Copy out every line exactly, passing over the pictures.
— BEGIN Data section —
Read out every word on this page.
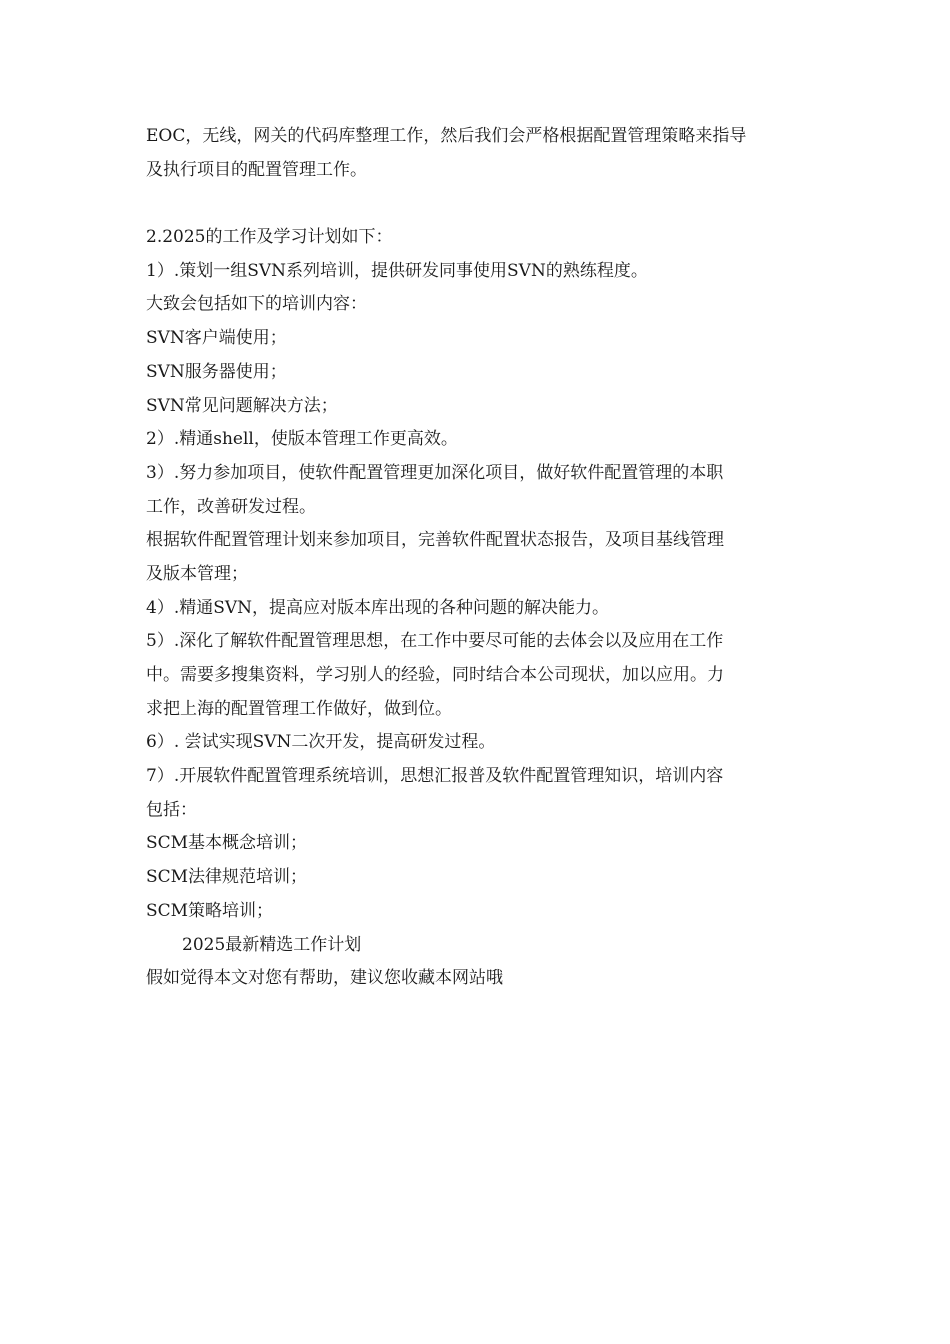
EOC，无线，网关的代码库整理工作，然后我们会严格根据配置管理策略来指导
及执行项目的配置管理工作。
2.2025的工作及学习计划如下：
1）.策划一组SVN系列培训，提供研发同事使用SVN的熟练程度。
大致会包括如下的培训内容：
SVN客户端使用；
SVN服务器使用；
SVN常见问题解决方法；
2）.精通shell，使版本管理工作更高效。
3）.努力参加项目，使软件配置管理更加深化项目，做好软件配置管理的本职
工作，改善研发过程。
根据软件配置管理计划来参加项目，完善软件配置状态报告，及项目基线管理
及版本管理；
4）.精通SVN，提高应对版本库出现的各种问题的解决能力。
5）.深化了解软件配置管理思想，在工作中要尽可能的去体会以及应用在工作
中。需要多搜集资料，学习别人的经验，同时结合本公司现状，加以应用。力
求把上海的配置管理工作做好，做到位。
6）. 尝试实现SVN二次开发，提高研发过程。
7）.开展软件配置管理系统培训，思想汇报普及软件配置管理知识，培训内容
包括：
SCM基本概念培训；
SCM法律规范培训；
SCM策略培训；
2025最新精选工作计划
假如觉得本文对您有帮助，建议您收藏本网站哦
— END Data section —
[Task result]
Read out every word on this page.
EOC，无线，网关的代码库整理工作，然后我们会严格根据配置管理策略来指导
及执行项目的配置管理工作。
2.2025的工作及学习计划如下：
1）.策划一组SVN系列培训，提供研发同事使用SVN的熟练程度。
大致会包括如下的培训内容：
SVN客户端使用；
SVN服务器使用；
SVN常见问题解决方法；
2）.精通shell，使版本管理工作更高效。
3）.努力参加项目，使软件配置管理更加深化项目，做好软件配置管理的本职
工作，改善研发过程。
根据软件配置管理计划来参加项目，完善软件配置状态报告，及项目基线管理
及版本管理；
4）.精通SVN，提高应对版本库出现的各种问题的解决能力。
5）.深化了解软件配置管理思想，在工作中要尽可能的去体会以及应用在工作
中。需要多搜集资料，学习别人的经验，同时结合本公司现状，加以应用。力
求把上海的配置管理工作做好，做到位。
6）. 尝试实现SVN二次开发，提高研发过程。
7）.开展软件配置管理系统培训，思想汇报普及软件配置管理知识，培训内容
包括：
SCM基本概念培训；
SCM法律规范培训；
SCM策略培训；
2025最新精选工作计划
假如觉得本文对您有帮助，建议您收藏本网站哦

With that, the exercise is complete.